Dataset items
· · ·

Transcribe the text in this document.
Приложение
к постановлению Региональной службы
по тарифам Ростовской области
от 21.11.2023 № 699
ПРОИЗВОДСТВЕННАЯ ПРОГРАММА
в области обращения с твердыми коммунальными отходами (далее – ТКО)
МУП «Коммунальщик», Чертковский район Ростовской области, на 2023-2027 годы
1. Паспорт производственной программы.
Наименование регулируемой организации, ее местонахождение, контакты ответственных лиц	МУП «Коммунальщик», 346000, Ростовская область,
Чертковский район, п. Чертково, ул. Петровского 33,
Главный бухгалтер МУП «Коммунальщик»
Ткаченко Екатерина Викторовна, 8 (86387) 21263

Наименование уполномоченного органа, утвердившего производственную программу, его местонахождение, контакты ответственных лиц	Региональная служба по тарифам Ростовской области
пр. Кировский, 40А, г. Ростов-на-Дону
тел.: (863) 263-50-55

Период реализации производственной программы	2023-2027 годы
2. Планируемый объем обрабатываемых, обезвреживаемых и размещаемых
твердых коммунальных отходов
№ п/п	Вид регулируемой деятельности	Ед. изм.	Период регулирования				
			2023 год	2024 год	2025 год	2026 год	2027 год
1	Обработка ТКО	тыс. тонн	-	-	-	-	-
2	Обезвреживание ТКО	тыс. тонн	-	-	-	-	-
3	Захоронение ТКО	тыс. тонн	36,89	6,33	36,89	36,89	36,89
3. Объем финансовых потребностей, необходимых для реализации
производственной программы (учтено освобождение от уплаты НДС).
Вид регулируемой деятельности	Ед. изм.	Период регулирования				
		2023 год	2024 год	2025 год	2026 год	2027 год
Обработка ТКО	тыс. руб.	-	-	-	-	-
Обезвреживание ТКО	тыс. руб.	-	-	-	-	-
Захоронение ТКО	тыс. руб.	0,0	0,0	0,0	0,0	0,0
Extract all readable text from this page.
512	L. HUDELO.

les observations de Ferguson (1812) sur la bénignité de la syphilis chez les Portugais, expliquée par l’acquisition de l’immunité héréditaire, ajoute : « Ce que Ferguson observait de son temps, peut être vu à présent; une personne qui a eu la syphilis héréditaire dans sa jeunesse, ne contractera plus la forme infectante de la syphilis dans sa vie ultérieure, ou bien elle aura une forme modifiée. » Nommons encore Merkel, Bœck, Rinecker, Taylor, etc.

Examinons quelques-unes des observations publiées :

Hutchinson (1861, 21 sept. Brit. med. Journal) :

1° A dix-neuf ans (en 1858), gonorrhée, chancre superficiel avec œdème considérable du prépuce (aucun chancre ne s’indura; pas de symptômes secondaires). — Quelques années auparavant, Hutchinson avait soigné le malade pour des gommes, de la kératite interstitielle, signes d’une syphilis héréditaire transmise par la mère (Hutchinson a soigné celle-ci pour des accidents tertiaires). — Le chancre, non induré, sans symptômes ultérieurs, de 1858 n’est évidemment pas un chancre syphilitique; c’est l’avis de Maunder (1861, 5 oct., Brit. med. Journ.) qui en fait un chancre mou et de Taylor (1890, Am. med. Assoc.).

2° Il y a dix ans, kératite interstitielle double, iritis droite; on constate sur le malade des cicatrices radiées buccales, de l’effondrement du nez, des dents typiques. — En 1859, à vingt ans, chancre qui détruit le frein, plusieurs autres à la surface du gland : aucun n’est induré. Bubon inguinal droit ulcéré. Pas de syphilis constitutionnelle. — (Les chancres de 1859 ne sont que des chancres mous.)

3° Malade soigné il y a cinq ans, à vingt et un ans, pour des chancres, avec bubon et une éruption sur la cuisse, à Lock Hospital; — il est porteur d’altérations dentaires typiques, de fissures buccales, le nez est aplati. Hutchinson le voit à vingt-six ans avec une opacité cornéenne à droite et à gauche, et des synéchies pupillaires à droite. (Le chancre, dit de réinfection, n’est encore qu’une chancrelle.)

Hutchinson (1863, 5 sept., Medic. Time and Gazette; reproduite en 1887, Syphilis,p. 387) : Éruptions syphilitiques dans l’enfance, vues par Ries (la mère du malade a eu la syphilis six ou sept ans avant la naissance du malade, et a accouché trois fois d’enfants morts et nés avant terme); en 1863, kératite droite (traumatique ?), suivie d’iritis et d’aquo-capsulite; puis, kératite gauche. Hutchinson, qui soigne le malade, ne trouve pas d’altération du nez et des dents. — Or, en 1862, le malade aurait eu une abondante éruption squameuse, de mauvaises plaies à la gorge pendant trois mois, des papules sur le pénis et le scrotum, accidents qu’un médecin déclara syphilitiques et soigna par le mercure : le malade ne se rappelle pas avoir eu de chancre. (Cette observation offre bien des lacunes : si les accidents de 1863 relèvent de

· · ·

» **WHAT IS EXPECTED**
Pull out all lines containing "контакты".

» **EXPECTED OUTPUT**
Наименование регулируемой организации, ее местонахождение, контакты ответственных лиц	МУП «Коммунальщик», 346000, Ростовская область,
Наименование уполномоченного органа, утвердившего производственную программу, его местонахождение, контакты ответственных лиц	Региональная служба по тарифам Ростовской области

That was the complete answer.